E SE FOSSE IL CORSARO NERO?
Castelletto di Branduzzo. 18.05.2006

10 anni fa scoppiava la mania del “Corsaro Nero”: non sto parlando, in questo caso, del classico della letteratura italiana scritto da Emilio Salgari, bensì della sfrenata passione e del “movimento” popolare nato attorno alla figura di un pilota con un talento da vendere. Era il 1996 e Max Biaggi vinceva il suo terzo titolo iridato in sella alla Nera e straordinaria Aprilia 250 factory: il pilota romano era seguito dai suoi fans nei circuiti del mondiale e tutti vestivano la bandana nera del corsaro. Quel fazzoletto in testa era diventato una moda, un simbolo identificativo di un foltissimo gruppo di tifosi e della stessa Aprilia.
Ora, il corsaro è tornato al suo primo amore e fa rivivere in noi quei momenti, di continue vittorie, indimenticabili : Max era stato uno dei primi piloti del motomondiale ad avvicinarsi alla categoria supermotard. Il pilota 4 volte campione del mondo aveva capito quanto fosse divertente la guida in sliding e soprattutto quanto fosse utile allenarsi in circuiti dove le curve hanno un raggio molto stretto.

DATI ESTRATTI:
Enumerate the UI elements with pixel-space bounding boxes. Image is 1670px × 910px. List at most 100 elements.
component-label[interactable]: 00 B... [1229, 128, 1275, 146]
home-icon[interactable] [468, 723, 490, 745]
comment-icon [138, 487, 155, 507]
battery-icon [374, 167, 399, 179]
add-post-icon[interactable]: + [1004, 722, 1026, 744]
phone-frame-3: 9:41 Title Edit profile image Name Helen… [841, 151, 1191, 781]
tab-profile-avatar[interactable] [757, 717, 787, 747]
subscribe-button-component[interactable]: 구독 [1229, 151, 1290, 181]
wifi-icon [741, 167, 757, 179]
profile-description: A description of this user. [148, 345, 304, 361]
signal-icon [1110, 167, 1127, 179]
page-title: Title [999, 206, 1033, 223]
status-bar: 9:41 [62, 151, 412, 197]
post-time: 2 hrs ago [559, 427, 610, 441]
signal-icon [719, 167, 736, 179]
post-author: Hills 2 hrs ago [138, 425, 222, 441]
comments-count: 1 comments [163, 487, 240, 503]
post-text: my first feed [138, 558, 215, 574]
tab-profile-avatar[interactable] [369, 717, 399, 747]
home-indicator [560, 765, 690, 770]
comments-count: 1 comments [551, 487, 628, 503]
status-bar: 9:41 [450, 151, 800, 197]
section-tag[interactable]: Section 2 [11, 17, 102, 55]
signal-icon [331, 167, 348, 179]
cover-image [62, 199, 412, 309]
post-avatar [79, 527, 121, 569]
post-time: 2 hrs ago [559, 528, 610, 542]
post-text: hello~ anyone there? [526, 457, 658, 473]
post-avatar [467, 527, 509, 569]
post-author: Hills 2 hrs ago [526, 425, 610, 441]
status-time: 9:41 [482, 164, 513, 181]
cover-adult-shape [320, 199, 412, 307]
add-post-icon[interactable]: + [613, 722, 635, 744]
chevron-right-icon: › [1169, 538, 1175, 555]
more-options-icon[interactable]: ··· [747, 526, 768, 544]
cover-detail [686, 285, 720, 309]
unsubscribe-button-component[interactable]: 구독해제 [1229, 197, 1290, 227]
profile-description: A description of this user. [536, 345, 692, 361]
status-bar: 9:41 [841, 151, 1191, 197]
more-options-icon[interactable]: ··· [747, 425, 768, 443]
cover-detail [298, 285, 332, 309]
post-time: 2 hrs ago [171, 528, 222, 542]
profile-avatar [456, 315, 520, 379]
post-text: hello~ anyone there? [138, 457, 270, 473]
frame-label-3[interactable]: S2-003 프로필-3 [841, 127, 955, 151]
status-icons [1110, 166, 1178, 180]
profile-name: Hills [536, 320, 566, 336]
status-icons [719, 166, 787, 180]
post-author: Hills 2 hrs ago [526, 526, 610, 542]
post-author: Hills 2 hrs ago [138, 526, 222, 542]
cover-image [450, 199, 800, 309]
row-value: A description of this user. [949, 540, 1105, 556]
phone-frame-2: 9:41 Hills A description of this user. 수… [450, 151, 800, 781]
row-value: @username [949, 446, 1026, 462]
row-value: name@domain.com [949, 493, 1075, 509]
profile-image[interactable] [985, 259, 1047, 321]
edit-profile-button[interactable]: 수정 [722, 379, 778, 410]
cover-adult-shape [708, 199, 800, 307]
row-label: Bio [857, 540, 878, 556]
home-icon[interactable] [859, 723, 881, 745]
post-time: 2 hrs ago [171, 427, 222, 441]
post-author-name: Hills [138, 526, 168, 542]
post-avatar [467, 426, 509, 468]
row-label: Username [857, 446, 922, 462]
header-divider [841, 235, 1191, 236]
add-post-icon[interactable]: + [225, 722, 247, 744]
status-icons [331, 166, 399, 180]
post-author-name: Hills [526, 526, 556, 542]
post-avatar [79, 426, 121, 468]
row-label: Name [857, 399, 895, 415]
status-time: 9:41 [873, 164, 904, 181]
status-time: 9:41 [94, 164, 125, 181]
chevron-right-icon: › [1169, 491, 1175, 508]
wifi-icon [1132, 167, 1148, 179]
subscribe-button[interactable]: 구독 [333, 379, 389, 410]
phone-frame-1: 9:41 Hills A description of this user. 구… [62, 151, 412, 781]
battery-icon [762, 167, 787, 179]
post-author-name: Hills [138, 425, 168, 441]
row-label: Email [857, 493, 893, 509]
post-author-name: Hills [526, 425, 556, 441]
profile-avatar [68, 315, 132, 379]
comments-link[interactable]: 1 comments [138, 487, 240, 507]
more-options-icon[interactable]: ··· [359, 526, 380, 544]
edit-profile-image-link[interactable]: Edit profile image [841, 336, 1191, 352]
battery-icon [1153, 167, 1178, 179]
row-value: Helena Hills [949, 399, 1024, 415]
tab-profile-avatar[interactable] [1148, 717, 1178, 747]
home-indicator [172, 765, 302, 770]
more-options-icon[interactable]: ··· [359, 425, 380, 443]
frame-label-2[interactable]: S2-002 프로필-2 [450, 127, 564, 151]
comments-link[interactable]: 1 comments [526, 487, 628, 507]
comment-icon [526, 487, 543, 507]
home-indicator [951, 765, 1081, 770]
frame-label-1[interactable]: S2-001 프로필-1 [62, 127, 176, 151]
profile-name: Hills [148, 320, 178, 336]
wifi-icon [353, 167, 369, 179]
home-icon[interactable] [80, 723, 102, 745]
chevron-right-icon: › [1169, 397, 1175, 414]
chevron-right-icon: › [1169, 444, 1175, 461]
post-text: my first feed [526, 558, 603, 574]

COMPITO 1: Elenchi, nell'ordine in cui compaiono, tutti i numeri scritti in cifre nel testo della pagina su Max Biaggi e il Corsaro Nero.
COMPITO 2: Prosegua il testo su Max Biaggi e il supermotard partendo dall'ultima frase riportata.

RISPOSTA 1:
- 18.05.2006
- 10
- 1996
- 250
- 4

RISPOSTA 2:
Non è un caso che Max abbia scelto di provare ieri la più innovativa moto del panorama supermotard. La SXV ha ottenuto, per usare un termine tennistico, il “grande slam” alla prima mondiale di Castelletto: pole position, giro veloce in gara e doppietta finale. La bicilindrica, come se non bastasse, è la moto più chiacchierata del momento grazie alle sue soluzioni tecnologiche di prim’ordine.
Ieri però devo ammettere che , tutta la tecnologia messa in campo dalla motard spinta dal fantastico V twin di 77°, è stata “vinta” dall’emozione provata dal rivedere Max in sella alla moto della casa del leone.
Un connubio uomo/macchina semplicemente perfetto.